● DIRECTIONS FOR THIS TASK
Set down the data below without change, skipping the pictures it holds.

● DATA ROWS
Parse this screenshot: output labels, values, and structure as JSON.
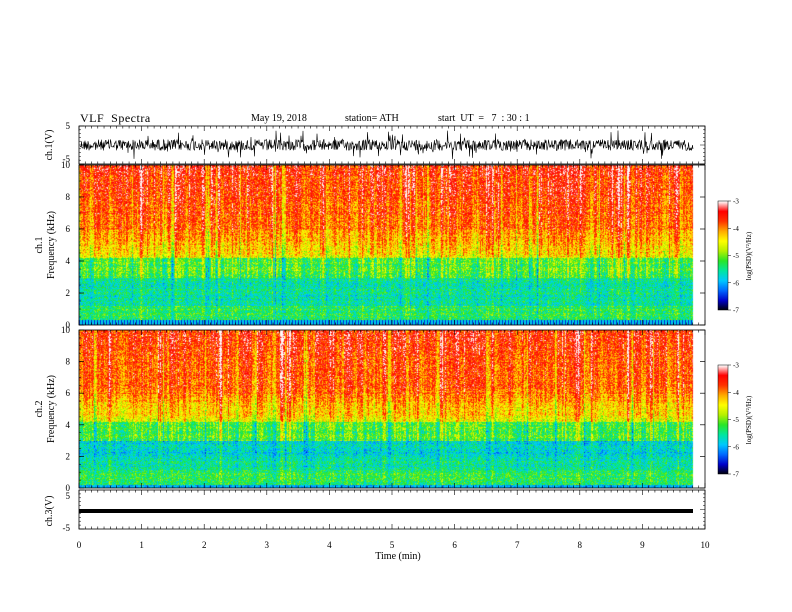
{
  "header": {
    "title": "VLF  Spectra",
    "date": "May 19, 2018",
    "station": "station= ATH",
    "start": "start  UT  =   7  : 30 : 1"
  },
  "chart_data": [
    {
      "type": "line",
      "name": "ch1-waveform",
      "ylabel": "ch.1(V)",
      "ylim": [
        -5,
        5
      ],
      "yticks": [
        "5",
        "-5"
      ],
      "xlim": [
        0,
        10
      ]
    },
    {
      "type": "heatmap",
      "name": "ch1-spectrogram",
      "ylabel": "ch.1\nFrequency  (kHz)",
      "ylim": [
        0,
        10
      ],
      "yticks": [
        "0",
        "2",
        "4",
        "6",
        "8",
        "10"
      ],
      "xlim": [
        0,
        10
      ],
      "colorbar": {
        "label": "log(PSD)(V²/Hz)",
        "min": -7,
        "max": -3,
        "ticks": [
          "-3",
          "-4",
          "-5",
          "-6",
          "-7"
        ]
      }
    },
    {
      "type": "heatmap",
      "name": "ch2-spectrogram",
      "ylabel": "ch.2\nFrequency  (kHz)",
      "ylim": [
        0,
        10
      ],
      "yticks": [
        "0",
        "2",
        "4",
        "6",
        "8",
        "10"
      ],
      "xlim": [
        0,
        10
      ],
      "colorbar": {
        "label": "log(PSD)(V²/Hz)",
        "min": -7,
        "max": -3,
        "ticks": [
          "-3",
          "-4",
          "-5",
          "-6",
          "-7"
        ]
      }
    },
    {
      "type": "line",
      "name": "ch3-waveform",
      "ylabel": "ch.3(V)",
      "ylim": [
        -5,
        5
      ],
      "yticks": [
        "5",
        "-5"
      ],
      "xlim": [
        0,
        10
      ],
      "xlabel": "Time  (min)",
      "xticks": [
        "0",
        "1",
        "2",
        "3",
        "4",
        "5",
        "6",
        "7",
        "8",
        "9",
        "10"
      ]
    }
  ],
  "colors": {
    "scale": [
      "#000000",
      "#0000c8",
      "#0066ff",
      "#00c8ff",
      "#00e6a0",
      "#28e628",
      "#b4f000",
      "#ffff00",
      "#ffaa00",
      "#ff3300",
      "#ff0000",
      "#ffffff"
    ],
    "trace": "#000000"
  }
}
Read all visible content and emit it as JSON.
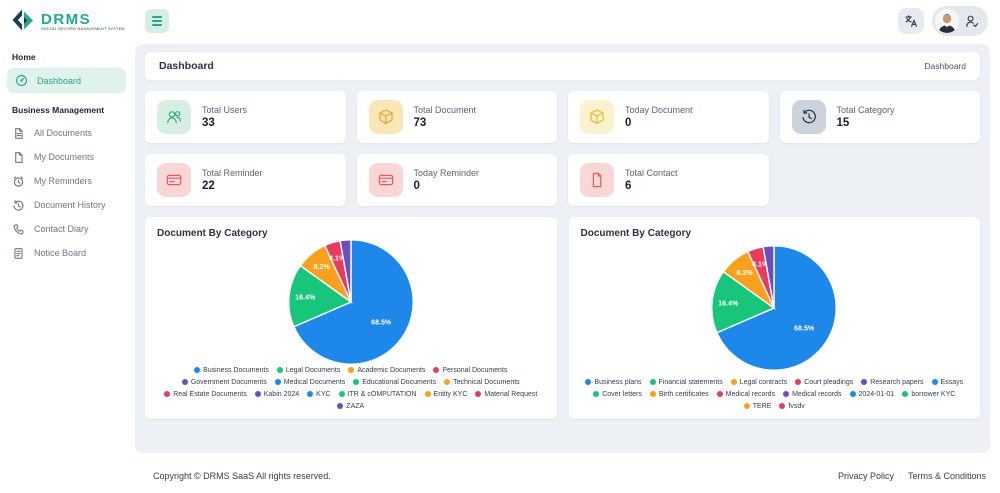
{
  "brand": {
    "name": "DRMS",
    "tagline": "DIGITAL RECORD MANAGEMENT SYSTEM",
    "accent_color": "#1fa98e",
    "logo_colors": [
      "#1d3d5c",
      "#28a88c"
    ]
  },
  "topbar": {
    "menu_icon": "hamburger-icon",
    "language_icon": "translate-icon",
    "avatar_icon": "user-avatar",
    "account_icon": "user-edit-icon"
  },
  "sidebar": {
    "sections": [
      {
        "title": "Home",
        "items": [
          {
            "label": "Dashboard",
            "icon": "dashboard-icon",
            "active": true
          }
        ]
      },
      {
        "title": "Business Management",
        "items": [
          {
            "label": "All Documents",
            "icon": "file-text-icon"
          },
          {
            "label": "My Documents",
            "icon": "file-icon"
          },
          {
            "label": "My Reminders",
            "icon": "alarm-icon"
          },
          {
            "label": "Document History",
            "icon": "history-icon"
          },
          {
            "label": "Contact Diary",
            "icon": "phone-icon"
          },
          {
            "label": "Notice Board",
            "icon": "board-icon"
          }
        ]
      }
    ]
  },
  "header": {
    "title": "Dashboard",
    "breadcrumb": "Dashboard"
  },
  "stats": [
    {
      "label": "Total Users",
      "value": "33",
      "icon": "users-icon",
      "icon_bg": "#d6efe2",
      "icon_color": "#31a97e"
    },
    {
      "label": "Total Document",
      "value": "73",
      "icon": "box-icon",
      "icon_bg": "#fbe7b6",
      "icon_color": "#e9a328"
    },
    {
      "label": "Today Document",
      "value": "0",
      "icon": "box-icon",
      "icon_bg": "#fdf2cf",
      "icon_color": "#ecb52d"
    },
    {
      "label": "Total Category",
      "value": "15",
      "icon": "clock-history-icon",
      "icon_bg": "#ccd3dd",
      "icon_color": "#232f3e"
    },
    {
      "label": "Total Reminder",
      "value": "22",
      "icon": "card-icon",
      "icon_bg": "#f9d7d7",
      "icon_color": "#e25c5c"
    },
    {
      "label": "Today Reminder",
      "value": "0",
      "icon": "card-icon",
      "icon_bg": "#f9d7d7",
      "icon_color": "#e25c5c"
    },
    {
      "label": "Total Contact",
      "value": "6",
      "icon": "document-icon",
      "icon_bg": "#f9d7d7",
      "icon_color": "#e25c5c"
    }
  ],
  "chart_data": [
    {
      "type": "pie",
      "title": "Document By Category",
      "values": [
        68.5,
        16.4,
        8.2,
        4.1,
        2.8
      ],
      "labels": [
        "68.5%",
        "16.4%",
        "8.2%",
        "4.1%",
        ""
      ],
      "unit": "percent",
      "colors": [
        "#1e88ea",
        "#17c67a",
        "#f9a11d",
        "#e93a5f",
        "#6a4fc1"
      ],
      "legend_position": "bottom",
      "legend": [
        "Business Documents",
        "Legal Documents",
        "Academic Documents",
        "Personal Documents",
        "Government Documents",
        "Medical Documents",
        "Educational Documents",
        "Technical Documents",
        "Real Estate Documents",
        "Kabin 2024",
        "KYC",
        "ITR & cOMPUTATION",
        "Entity KYC",
        "Material Request",
        "ZAZA"
      ]
    },
    {
      "type": "pie",
      "title": "Document By Category",
      "values": [
        68.5,
        16.4,
        8.2,
        4.1,
        2.8
      ],
      "labels": [
        "68.5%",
        "16.4%",
        "8.2%",
        "4.1%",
        ""
      ],
      "unit": "percent",
      "colors": [
        "#1e88ea",
        "#17c67a",
        "#f9a11d",
        "#e93a5f",
        "#6a4fc1"
      ],
      "legend_position": "bottom",
      "legend": [
        "Business plans",
        "Financial statements",
        "Legal contracts",
        "Court pleadings",
        "Research papers",
        "Essays",
        "Cover letters",
        "Birth certificates",
        "Medical records",
        "Medical records",
        "2024-01-01",
        "borrower KYC",
        "TERE",
        "fvsdv"
      ]
    }
  ],
  "footer": {
    "copyright": "Copyright © DRMS SaaS All rights reserved.",
    "links": [
      "Privacy Policy",
      "Terms & Conditions"
    ]
  }
}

● CORRECT RESPONSE
Parse this screenshot: output labels, values, and structure as JSON.
{
  "header": {
    "title": "VLF  Spectra",
    "date": "May 19, 2018",
    "station": "station= ATH",
    "start": "start  UT  =   7  : 30 : 1"
  },
  "chart_data": [
    {
      "type": "line",
      "name": "ch1-waveform",
      "ylabel": "ch.1(V)",
      "ylim": [
        -5,
        5
      ],
      "yticks": [
        "5",
        "-5"
      ],
      "xlim": [
        0,
        10
      ]
    },
    {
      "type": "heatmap",
      "name": "ch1-spectrogram",
      "ylabel": "ch.1\nFrequency  (kHz)",
      "ylim": [
        0,
        10
      ],
      "yticks": [
        "0",
        "2",
        "4",
        "6",
        "8",
        "10"
      ],
      "xlim": [
        0,
        10
      ],
      "colorbar": {
        "label": "log(PSD)(V²/Hz)",
        "min": -7,
        "max": -3,
        "ticks": [
          "-3",
          "-4",
          "-5",
          "-6",
          "-7"
        ]
      }
    },
    {
      "type": "heatmap",
      "name": "ch2-spectrogram",
      "ylabel": "ch.2\nFrequency  (kHz)",
      "ylim": [
        0,
        10
      ],
      "yticks": [
        "0",
        "2",
        "4",
        "6",
        "8",
        "10"
      ],
      "xlim": [
        0,
        10
      ],
      "colorbar": {
        "label": "log(PSD)(V²/Hz)",
        "min": -7,
        "max": -3,
        "ticks": [
          "-3",
          "-4",
          "-5",
          "-6",
          "-7"
        ]
      }
    },
    {
      "type": "line",
      "name": "ch3-waveform",
      "ylabel": "ch.3(V)",
      "ylim": [
        -5,
        5
      ],
      "yticks": [
        "5",
        "-5"
      ],
      "xlim": [
        0,
        10
      ],
      "xlabel": "Time  (min)",
      "xticks": [
        "0",
        "1",
        "2",
        "3",
        "4",
        "5",
        "6",
        "7",
        "8",
        "9",
        "10"
      ]
    }
  ],
  "colors": {
    "scale": [
      "#000000",
      "#0000c8",
      "#0066ff",
      "#00c8ff",
      "#00e6a0",
      "#28e628",
      "#b4f000",
      "#ffff00",
      "#ffaa00",
      "#ff3300",
      "#ff0000",
      "#ffffff"
    ],
    "trace": "#000000"
  }
}
Read all visible content and emit it as JSON.
{
  "brand": {
    "name": "DRMS",
    "tagline": "DIGITAL RECORD MANAGEMENT SYSTEM",
    "accent_color": "#1fa98e",
    "logo_colors": [
      "#1d3d5c",
      "#28a88c"
    ]
  },
  "topbar": {
    "menu_icon": "hamburger-icon",
    "language_icon": "translate-icon",
    "avatar_icon": "user-avatar",
    "account_icon": "user-edit-icon"
  },
  "sidebar": {
    "sections": [
      {
        "title": "Home",
        "items": [
          {
            "label": "Dashboard",
            "icon": "dashboard-icon",
            "active": true
          }
        ]
      },
      {
        "title": "Business Management",
        "items": [
          {
            "label": "All Documents",
            "icon": "file-text-icon"
          },
          {
            "label": "My Documents",
            "icon": "file-icon"
          },
          {
            "label": "My Reminders",
            "icon": "alarm-icon"
          },
          {
            "label": "Document History",
            "icon": "history-icon"
          },
          {
            "label": "Contact Diary",
            "icon": "phone-icon"
          },
          {
            "label": "Notice Board",
            "icon": "board-icon"
          }
        ]
      }
    ]
  },
  "header": {
    "title": "Dashboard",
    "breadcrumb": "Dashboard"
  },
  "stats": [
    {
      "label": "Total Users",
      "value": "33",
      "icon": "users-icon",
      "icon_bg": "#d6efe2",
      "icon_color": "#31a97e"
    },
    {
      "label": "Total Document",
      "value": "73",
      "icon": "box-icon",
      "icon_bg": "#fbe7b6",
      "icon_color": "#e9a328"
    },
    {
      "label": "Today Document",
      "value": "0",
      "icon": "box-icon",
      "icon_bg": "#fdf2cf",
      "icon_color": "#ecb52d"
    },
    {
      "label": "Total Category",
      "value": "15",
      "icon": "clock-history-icon",
      "icon_bg": "#ccd3dd",
      "icon_color": "#232f3e"
    },
    {
      "label": "Total Reminder",
      "value": "22",
      "icon": "card-icon",
      "icon_bg": "#f9d7d7",
      "icon_color": "#e25c5c"
    },
    {
      "label": "Today Reminder",
      "value": "0",
      "icon": "card-icon",
      "icon_bg": "#f9d7d7",
      "icon_color": "#e25c5c"
    },
    {
      "label": "Total Contact",
      "value": "6",
      "icon": "document-icon",
      "icon_bg": "#f9d7d7",
      "icon_color": "#e25c5c"
    }
  ],
  "chart_data": [
    {
      "type": "pie",
      "title": "Document By Category",
      "values": [
        68.5,
        16.4,
        8.2,
        4.1,
        2.8
      ],
      "labels": [
        "68.5%",
        "16.4%",
        "8.2%",
        "4.1%",
        ""
      ],
      "unit": "percent",
      "colors": [
        "#1e88ea",
        "#17c67a",
        "#f9a11d",
        "#e93a5f",
        "#6a4fc1"
      ],
      "legend_position": "bottom",
      "legend": [
        "Business Documents",
        "Legal Documents",
        "Academic Documents",
        "Personal Documents",
        "Government Documents",
        "Medical Documents",
        "Educational Documents",
        "Technical Documents",
        "Real Estate Documents",
        "Kabin 2024",
        "KYC",
        "ITR & cOMPUTATION",
        "Entity KYC",
        "Material Request",
        "ZAZA"
      ]
    },
    {
      "type": "pie",
      "title": "Document By Category",
      "values": [
        68.5,
        16.4,
        8.2,
        4.1,
        2.8
      ],
      "labels": [
        "68.5%",
        "16.4%",
        "8.2%",
        "4.1%",
        ""
      ],
      "unit": "percent",
      "colors": [
        "#1e88ea",
        "#17c67a",
        "#f9a11d",
        "#e93a5f",
        "#6a4fc1"
      ],
      "legend_position": "bottom",
      "legend": [
        "Business plans",
        "Financial statements",
        "Legal contracts",
        "Court pleadings",
        "Research papers",
        "Essays",
        "Cover letters",
        "Birth certificates",
        "Medical records",
        "Medical records",
        "2024-01-01",
        "borrower KYC",
        "TERE",
        "fvsdv"
      ]
    }
  ],
  "footer": {
    "copyright": "Copyright © DRMS SaaS All rights reserved.",
    "links": [
      "Privacy Policy",
      "Terms & Conditions"
    ]
  }
}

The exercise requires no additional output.